• _The problem_:
Your task is to transcribe all of the data below exactly, omitting the images.

--- BEGIN ---

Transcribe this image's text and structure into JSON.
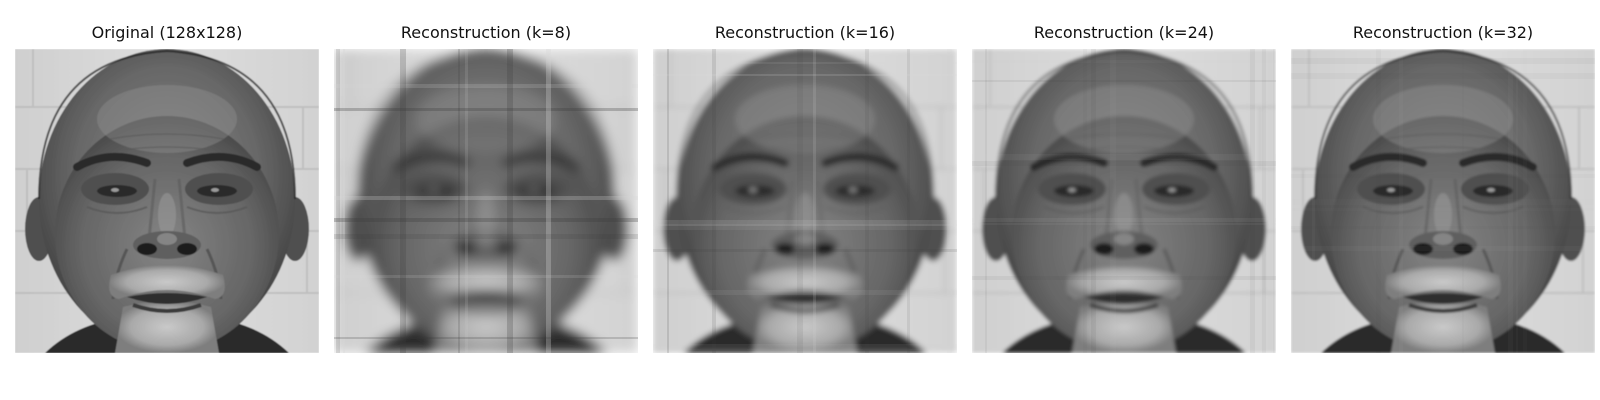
{
  "figure": {
    "panels": [
      {
        "title": "Original (128x128)",
        "blur": 0,
        "streaks": 0
      },
      {
        "title": "Reconstruction (k=8)",
        "blur": 5.5,
        "streaks": 0.55
      },
      {
        "title": "Reconstruction (k=16)",
        "blur": 3.0,
        "streaks": 0.28
      },
      {
        "title": "Reconstruction (k=24)",
        "blur": 1.8,
        "streaks": 0.14
      },
      {
        "title": "Reconstruction (k=32)",
        "blur": 1.1,
        "streaks": 0.07
      }
    ]
  }
}
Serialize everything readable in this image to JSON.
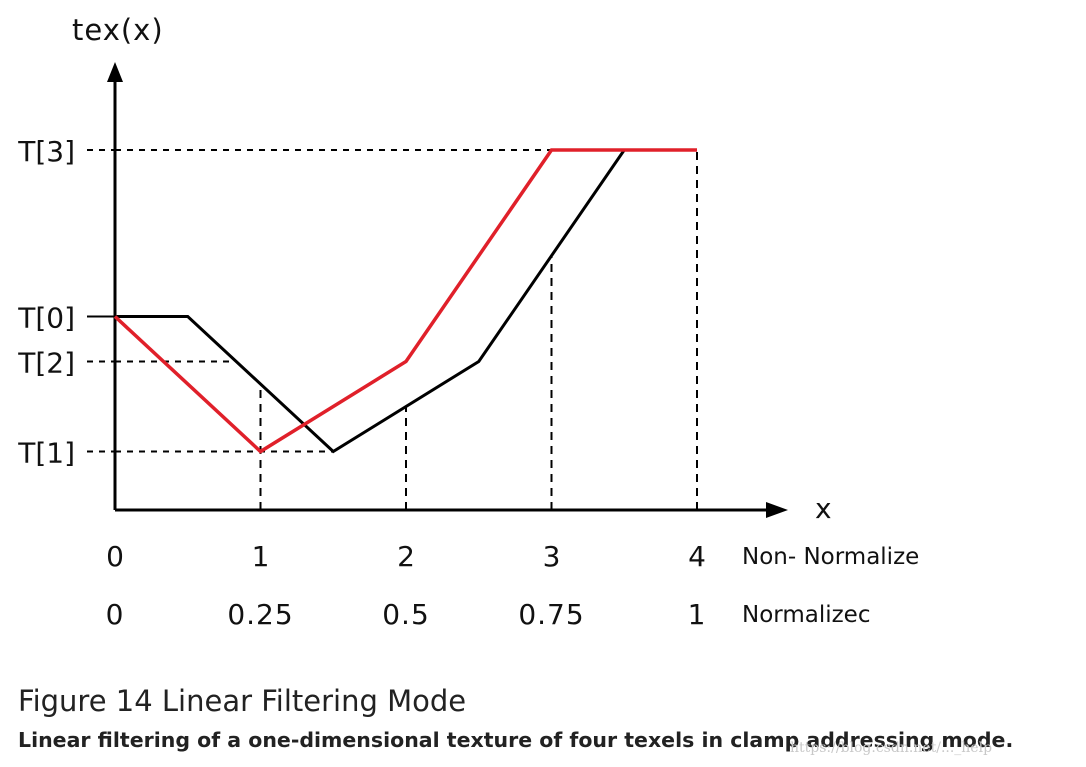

--- END ---

• _Exercise answer_:
Transcribe this image's text and structure into JSON.
{
  "figure": {
    "panels": [
      {
        "title": "Original (128x128)",
        "blur": 0,
        "streaks": 0
      },
      {
        "title": "Reconstruction (k=8)",
        "blur": 5.5,
        "streaks": 0.55
      },
      {
        "title": "Reconstruction (k=16)",
        "blur": 3.0,
        "streaks": 0.28
      },
      {
        "title": "Reconstruction (k=24)",
        "blur": 1.8,
        "streaks": 0.14
      },
      {
        "title": "Reconstruction (k=32)",
        "blur": 1.1,
        "streaks": 0.07
      }
    ]
  }
}
Serialize everything readable in this image to JSON.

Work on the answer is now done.